>> begin Supplied material

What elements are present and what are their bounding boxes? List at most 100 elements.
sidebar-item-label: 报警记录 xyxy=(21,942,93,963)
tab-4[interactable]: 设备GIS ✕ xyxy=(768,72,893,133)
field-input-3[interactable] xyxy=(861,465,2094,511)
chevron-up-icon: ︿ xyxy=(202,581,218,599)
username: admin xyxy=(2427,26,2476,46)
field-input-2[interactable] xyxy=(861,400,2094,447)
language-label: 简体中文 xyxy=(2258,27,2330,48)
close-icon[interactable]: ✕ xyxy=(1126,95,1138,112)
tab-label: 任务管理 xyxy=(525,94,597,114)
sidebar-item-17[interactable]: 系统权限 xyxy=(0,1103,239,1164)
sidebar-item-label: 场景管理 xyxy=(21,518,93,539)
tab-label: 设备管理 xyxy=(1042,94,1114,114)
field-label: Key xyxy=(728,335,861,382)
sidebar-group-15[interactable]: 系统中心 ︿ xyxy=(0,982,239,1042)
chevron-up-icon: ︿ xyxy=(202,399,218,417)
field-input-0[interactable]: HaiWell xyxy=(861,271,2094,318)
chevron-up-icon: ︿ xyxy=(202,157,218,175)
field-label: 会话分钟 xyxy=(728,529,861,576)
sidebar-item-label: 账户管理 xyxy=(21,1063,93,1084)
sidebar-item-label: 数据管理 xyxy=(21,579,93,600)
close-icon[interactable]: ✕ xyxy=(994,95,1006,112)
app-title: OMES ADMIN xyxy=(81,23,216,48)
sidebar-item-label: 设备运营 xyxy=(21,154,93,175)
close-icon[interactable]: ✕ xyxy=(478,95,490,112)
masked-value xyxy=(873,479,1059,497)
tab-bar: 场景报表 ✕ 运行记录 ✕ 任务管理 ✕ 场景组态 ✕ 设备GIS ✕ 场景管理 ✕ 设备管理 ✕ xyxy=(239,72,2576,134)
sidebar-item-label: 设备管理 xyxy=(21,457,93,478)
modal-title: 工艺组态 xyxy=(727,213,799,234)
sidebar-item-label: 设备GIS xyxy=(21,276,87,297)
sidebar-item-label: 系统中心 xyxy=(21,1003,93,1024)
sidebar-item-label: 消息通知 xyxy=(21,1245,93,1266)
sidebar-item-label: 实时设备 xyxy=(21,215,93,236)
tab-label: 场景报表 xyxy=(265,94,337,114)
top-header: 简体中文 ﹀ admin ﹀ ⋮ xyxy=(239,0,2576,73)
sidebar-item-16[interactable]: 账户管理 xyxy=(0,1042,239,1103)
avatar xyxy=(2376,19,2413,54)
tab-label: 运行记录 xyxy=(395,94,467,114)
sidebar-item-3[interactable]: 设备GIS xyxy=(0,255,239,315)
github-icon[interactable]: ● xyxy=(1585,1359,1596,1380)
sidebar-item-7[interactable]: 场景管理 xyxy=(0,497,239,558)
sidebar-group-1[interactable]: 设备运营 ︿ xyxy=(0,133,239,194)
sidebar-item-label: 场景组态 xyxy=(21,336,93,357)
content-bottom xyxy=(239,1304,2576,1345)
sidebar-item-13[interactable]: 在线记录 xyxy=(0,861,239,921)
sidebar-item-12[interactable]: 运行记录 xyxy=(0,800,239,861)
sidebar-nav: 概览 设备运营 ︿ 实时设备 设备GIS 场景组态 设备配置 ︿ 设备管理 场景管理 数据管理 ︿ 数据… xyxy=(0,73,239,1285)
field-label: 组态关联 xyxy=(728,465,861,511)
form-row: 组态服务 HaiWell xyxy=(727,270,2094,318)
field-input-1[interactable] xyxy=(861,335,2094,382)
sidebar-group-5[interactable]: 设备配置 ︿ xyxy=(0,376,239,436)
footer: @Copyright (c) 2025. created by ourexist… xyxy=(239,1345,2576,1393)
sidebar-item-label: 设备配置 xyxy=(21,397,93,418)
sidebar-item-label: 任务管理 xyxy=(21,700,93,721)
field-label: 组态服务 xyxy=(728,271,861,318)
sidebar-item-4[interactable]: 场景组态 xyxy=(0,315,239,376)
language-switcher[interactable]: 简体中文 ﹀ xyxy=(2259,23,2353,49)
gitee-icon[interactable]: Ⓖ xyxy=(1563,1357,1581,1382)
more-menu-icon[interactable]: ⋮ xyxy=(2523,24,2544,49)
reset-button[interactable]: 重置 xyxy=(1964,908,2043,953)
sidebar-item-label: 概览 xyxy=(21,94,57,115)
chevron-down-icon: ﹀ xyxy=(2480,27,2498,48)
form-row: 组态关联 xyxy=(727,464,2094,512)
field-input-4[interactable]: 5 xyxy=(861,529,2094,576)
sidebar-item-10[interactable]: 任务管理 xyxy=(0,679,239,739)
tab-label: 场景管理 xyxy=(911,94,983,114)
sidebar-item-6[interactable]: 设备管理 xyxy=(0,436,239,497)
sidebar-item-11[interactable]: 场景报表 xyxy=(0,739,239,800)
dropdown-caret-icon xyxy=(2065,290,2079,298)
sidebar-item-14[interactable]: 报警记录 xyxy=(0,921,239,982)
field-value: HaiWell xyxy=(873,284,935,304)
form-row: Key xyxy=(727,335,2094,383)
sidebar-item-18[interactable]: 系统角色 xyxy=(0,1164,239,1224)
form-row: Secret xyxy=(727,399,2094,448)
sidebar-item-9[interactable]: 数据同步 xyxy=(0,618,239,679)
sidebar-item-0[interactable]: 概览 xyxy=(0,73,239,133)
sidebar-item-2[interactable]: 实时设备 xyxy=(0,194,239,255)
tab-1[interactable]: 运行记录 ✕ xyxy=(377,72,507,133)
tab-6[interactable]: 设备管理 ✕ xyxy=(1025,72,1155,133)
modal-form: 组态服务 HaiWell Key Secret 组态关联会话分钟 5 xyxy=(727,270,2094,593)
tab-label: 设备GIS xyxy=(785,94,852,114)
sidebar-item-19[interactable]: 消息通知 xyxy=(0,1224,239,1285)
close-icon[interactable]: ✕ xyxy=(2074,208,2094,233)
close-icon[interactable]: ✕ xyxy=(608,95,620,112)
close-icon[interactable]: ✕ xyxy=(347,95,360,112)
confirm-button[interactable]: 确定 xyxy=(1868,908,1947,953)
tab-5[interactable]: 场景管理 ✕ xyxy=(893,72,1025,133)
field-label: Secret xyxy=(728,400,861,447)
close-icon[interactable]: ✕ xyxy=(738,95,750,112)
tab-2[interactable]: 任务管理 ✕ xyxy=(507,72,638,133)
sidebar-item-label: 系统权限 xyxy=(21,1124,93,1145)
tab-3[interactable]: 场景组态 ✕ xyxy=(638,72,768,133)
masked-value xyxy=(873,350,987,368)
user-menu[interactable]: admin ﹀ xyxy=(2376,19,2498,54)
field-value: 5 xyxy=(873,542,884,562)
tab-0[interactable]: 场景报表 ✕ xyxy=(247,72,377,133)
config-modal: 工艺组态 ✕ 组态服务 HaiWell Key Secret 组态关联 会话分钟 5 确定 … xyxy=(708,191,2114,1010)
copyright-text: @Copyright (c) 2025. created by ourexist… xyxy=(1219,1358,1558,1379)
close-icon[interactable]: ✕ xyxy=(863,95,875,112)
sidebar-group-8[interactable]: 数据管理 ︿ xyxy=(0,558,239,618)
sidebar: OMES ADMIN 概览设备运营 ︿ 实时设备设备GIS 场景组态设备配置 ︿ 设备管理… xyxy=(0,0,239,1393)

>> end Supplied material

Requirement: Convert the entries, starting at the first line and ending at the line that contains "chevron-up-icon: ︿ xyxy=(202,157,218,175)", into a Markdown table with the columns Row and Text. Each line gets its own numbered row, and blank lines are omitted.

Output of the task:
| Row | Text |
|---|---|
| 1 | What elements are present and what are their bounding boxes? List at most 100 elements. |
| 2 | sidebar-item-label: 报警记录 xyxy=(21,942,93,963) |
| 3 | tab-4[interactable]: 设备GIS ✕ xyxy=(768,72,893,133) |
| 4 | field-input-3[interactable] xyxy=(861,465,2094,511) |
| 5 | chevron-up-icon: ︿ xyxy=(202,581,218,599) |
| 6 | username: admin xyxy=(2427,26,2476,46) |
| 7 | field-input-2[interactable] xyxy=(861,400,2094,447) |
| 8 | language-label: 简体中文 xyxy=(2258,27,2330,48) |
| 9 | close-icon[interactable]: ✕ xyxy=(1126,95,1138,112) |
| 10 | tab-label: 任务管理 xyxy=(525,94,597,114) |
| 11 | sidebar-item-17[interactable]: 系统权限 xyxy=(0,1103,239,1164) |
| 12 | sidebar-item-label: 场景管理 xyxy=(21,518,93,539) |
| 13 | tab-label: 设备管理 xyxy=(1042,94,1114,114) |
| 14 | field-label: Key xyxy=(728,335,861,382) |
| 15 | sidebar-group-15[interactable]: 系统中心 ︿ xyxy=(0,982,239,1042) |
| 16 | chevron-up-icon: ︿ xyxy=(202,399,218,417) |
| 17 | field-input-0[interactable]: HaiWell xyxy=(861,271,2094,318) |
| 18 | chevron-up-icon: ︿ xyxy=(202,157,218,175) |